**Exercise instructions**
Every entry must be duplicated precisely as written.

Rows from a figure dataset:
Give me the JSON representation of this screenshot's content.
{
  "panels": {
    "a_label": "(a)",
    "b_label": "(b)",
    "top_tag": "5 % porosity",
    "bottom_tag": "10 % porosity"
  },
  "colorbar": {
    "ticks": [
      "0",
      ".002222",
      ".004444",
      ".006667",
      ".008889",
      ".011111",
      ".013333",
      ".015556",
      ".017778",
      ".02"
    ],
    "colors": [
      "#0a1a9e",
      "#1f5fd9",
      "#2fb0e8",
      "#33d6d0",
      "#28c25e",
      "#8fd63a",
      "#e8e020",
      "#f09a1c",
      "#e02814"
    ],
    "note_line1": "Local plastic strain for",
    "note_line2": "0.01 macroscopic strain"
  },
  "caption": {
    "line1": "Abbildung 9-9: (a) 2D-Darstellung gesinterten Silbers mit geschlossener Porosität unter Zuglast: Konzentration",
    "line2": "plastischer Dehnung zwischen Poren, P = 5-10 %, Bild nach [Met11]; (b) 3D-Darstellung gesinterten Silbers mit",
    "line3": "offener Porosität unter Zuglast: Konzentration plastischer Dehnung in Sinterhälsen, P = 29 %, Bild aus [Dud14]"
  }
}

**Result below**
Give me the JSON representation of this screenshot's content.
{
  "panels": {
    "a_label": "(a)",
    "b_label": "(b)",
    "top_tag": "5 % porosity",
    "bottom_tag": "10 % porosity"
  },
  "colorbar": {
    "ticks": [
      "0",
      ".002222",
      ".004444",
      ".006667",
      ".008889",
      ".011111",
      ".013333",
      ".015556",
      ".017778",
      ".02"
    ],
    "colors": [
      "#0a1a9e",
      "#1f5fd9",
      "#2fb0e8",
      "#33d6d0",
      "#28c25e",
      "#8fd63a",
      "#e8e020",
      "#f09a1c",
      "#e02814"
    ],
    "note_line1": "Local plastic strain for",
    "note_line2": "0.01 macroscopic strain"
  },
  "caption": {
    "line1": "Abbildung 9-9: (a) 2D-Darstellung gesinterten Silbers mit geschlossener Porosität unter Zuglast: Konzentration",
    "line2": "plastischer Dehnung zwischen Poren, P = 5-10 %, Bild nach [Met11]; (b) 3D-Darstellung gesinterten Silbers mit",
    "line3": "offener Porosität unter Zuglast: Konzentration plastischer Dehnung in Sinterhälsen, P = 29 %, Bild aus [Dud14]"
  }
}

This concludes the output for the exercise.